→ **What to work on**
Print the listing below exactly.
--- The records ---
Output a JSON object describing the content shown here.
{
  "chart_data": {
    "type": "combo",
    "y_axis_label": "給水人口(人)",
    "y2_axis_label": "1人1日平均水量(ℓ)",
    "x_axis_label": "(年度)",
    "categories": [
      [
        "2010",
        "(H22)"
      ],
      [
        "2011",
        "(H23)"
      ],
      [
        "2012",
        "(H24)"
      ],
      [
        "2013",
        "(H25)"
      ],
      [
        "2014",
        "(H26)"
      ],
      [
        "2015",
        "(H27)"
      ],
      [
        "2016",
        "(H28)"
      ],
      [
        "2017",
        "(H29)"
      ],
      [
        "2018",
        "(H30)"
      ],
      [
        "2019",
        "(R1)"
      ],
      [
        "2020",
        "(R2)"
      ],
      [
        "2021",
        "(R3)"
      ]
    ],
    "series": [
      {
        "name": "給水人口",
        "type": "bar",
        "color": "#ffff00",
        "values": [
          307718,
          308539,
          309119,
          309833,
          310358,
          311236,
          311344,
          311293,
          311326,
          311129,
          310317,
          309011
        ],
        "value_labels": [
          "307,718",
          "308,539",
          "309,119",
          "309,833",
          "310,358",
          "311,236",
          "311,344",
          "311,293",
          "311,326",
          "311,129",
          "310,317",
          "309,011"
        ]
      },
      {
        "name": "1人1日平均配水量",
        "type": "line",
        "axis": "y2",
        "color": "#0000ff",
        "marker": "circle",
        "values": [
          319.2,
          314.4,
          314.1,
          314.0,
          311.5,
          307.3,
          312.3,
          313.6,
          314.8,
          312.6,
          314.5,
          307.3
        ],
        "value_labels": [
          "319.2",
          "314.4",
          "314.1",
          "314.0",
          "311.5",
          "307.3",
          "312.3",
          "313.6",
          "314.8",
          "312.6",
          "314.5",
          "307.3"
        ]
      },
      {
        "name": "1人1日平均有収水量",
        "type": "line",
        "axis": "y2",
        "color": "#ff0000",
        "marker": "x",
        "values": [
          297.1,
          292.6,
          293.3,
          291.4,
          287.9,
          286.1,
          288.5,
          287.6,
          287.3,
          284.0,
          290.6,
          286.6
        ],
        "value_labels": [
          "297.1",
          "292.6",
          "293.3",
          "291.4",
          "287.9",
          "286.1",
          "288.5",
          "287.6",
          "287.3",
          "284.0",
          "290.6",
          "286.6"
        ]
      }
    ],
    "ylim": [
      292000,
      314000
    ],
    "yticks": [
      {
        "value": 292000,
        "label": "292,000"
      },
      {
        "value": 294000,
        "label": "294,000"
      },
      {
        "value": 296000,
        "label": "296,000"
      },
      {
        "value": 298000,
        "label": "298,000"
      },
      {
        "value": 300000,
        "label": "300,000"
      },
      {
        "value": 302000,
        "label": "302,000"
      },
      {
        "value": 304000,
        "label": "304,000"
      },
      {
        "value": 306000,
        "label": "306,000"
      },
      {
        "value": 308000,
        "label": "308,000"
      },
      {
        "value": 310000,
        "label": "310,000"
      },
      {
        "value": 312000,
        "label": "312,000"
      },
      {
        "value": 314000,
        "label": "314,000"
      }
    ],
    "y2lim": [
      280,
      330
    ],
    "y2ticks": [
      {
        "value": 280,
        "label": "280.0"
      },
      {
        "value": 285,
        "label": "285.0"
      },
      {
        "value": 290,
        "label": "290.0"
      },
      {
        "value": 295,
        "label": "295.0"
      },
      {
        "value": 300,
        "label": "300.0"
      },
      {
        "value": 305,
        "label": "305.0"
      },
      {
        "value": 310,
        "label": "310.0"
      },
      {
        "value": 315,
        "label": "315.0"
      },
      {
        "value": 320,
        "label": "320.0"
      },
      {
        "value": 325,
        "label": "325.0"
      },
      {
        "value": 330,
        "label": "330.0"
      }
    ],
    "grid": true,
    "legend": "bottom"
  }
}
---
→ **Output below**
Output a JSON object describing the content shown here.
{
  "chart_data": {
    "type": "combo",
    "y_axis_label": "給水人口(人)",
    "y2_axis_label": "1人1日平均水量(ℓ)",
    "x_axis_label": "(年度)",
    "categories": [
      [
        "2010",
        "(H22)"
      ],
      [
        "2011",
        "(H23)"
      ],
      [
        "2012",
        "(H24)"
      ],
      [
        "2013",
        "(H25)"
      ],
      [
        "2014",
        "(H26)"
      ],
      [
        "2015",
        "(H27)"
      ],
      [
        "2016",
        "(H28)"
      ],
      [
        "2017",
        "(H29)"
      ],
      [
        "2018",
        "(H30)"
      ],
      [
        "2019",
        "(R1)"
      ],
      [
        "2020",
        "(R2)"
      ],
      [
        "2021",
        "(R3)"
      ]
    ],
    "series": [
      {
        "name": "給水人口",
        "type": "bar",
        "color": "#ffff00",
        "values": [
          307718,
          308539,
          309119,
          309833,
          310358,
          311236,
          311344,
          311293,
          311326,
          311129,
          310317,
          309011
        ],
        "value_labels": [
          "307,718",
          "308,539",
          "309,119",
          "309,833",
          "310,358",
          "311,236",
          "311,344",
          "311,293",
          "311,326",
          "311,129",
          "310,317",
          "309,011"
        ]
      },
      {
        "name": "1人1日平均配水量",
        "type": "line",
        "axis": "y2",
        "color": "#0000ff",
        "marker": "circle",
        "values": [
          319.2,
          314.4,
          314.1,
          314.0,
          311.5,
          307.3,
          312.3,
          313.6,
          314.8,
          312.6,
          314.5,
          307.3
        ],
        "value_labels": [
          "319.2",
          "314.4",
          "314.1",
          "314.0",
          "311.5",
          "307.3",
          "312.3",
          "313.6",
          "314.8",
          "312.6",
          "314.5",
          "307.3"
        ]
      },
      {
        "name": "1人1日平均有収水量",
        "type": "line",
        "axis": "y2",
        "color": "#ff0000",
        "marker": "x",
        "values": [
          297.1,
          292.6,
          293.3,
          291.4,
          287.9,
          286.1,
          288.5,
          287.6,
          287.3,
          284.0,
          290.6,
          286.6
        ],
        "value_labels": [
          "297.1",
          "292.6",
          "293.3",
          "291.4",
          "287.9",
          "286.1",
          "288.5",
          "287.6",
          "287.3",
          "284.0",
          "290.6",
          "286.6"
        ]
      }
    ],
    "ylim": [
      292000,
      314000
    ],
    "yticks": [
      {
        "value": 292000,
        "label": "292,000"
      },
      {
        "value": 294000,
        "label": "294,000"
      },
      {
        "value": 296000,
        "label": "296,000"
      },
      {
        "value": 298000,
        "label": "298,000"
      },
      {
        "value": 300000,
        "label": "300,000"
      },
      {
        "value": 302000,
        "label": "302,000"
      },
      {
        "value": 304000,
        "label": "304,000"
      },
      {
        "value": 306000,
        "label": "306,000"
      },
      {
        "value": 308000,
        "label": "308,000"
      },
      {
        "value": 310000,
        "label": "310,000"
      },
      {
        "value": 312000,
        "label": "312,000"
      },
      {
        "value": 314000,
        "label": "314,000"
      }
    ],
    "y2lim": [
      280,
      330
    ],
    "y2ticks": [
      {
        "value": 280,
        "label": "280.0"
      },
      {
        "value": 285,
        "label": "285.0"
      },
      {
        "value": 290,
        "label": "290.0"
      },
      {
        "value": 295,
        "label": "295.0"
      },
      {
        "value": 300,
        "label": "300.0"
      },
      {
        "value": 305,
        "label": "305.0"
      },
      {
        "value": 310,
        "label": "310.0"
      },
      {
        "value": 315,
        "label": "315.0"
      },
      {
        "value": 320,
        "label": "320.0"
      },
      {
        "value": 325,
        "label": "325.0"
      },
      {
        "value": 330,
        "label": "330.0"
      }
    ],
    "grid": true,
    "legend": "bottom"
  }
}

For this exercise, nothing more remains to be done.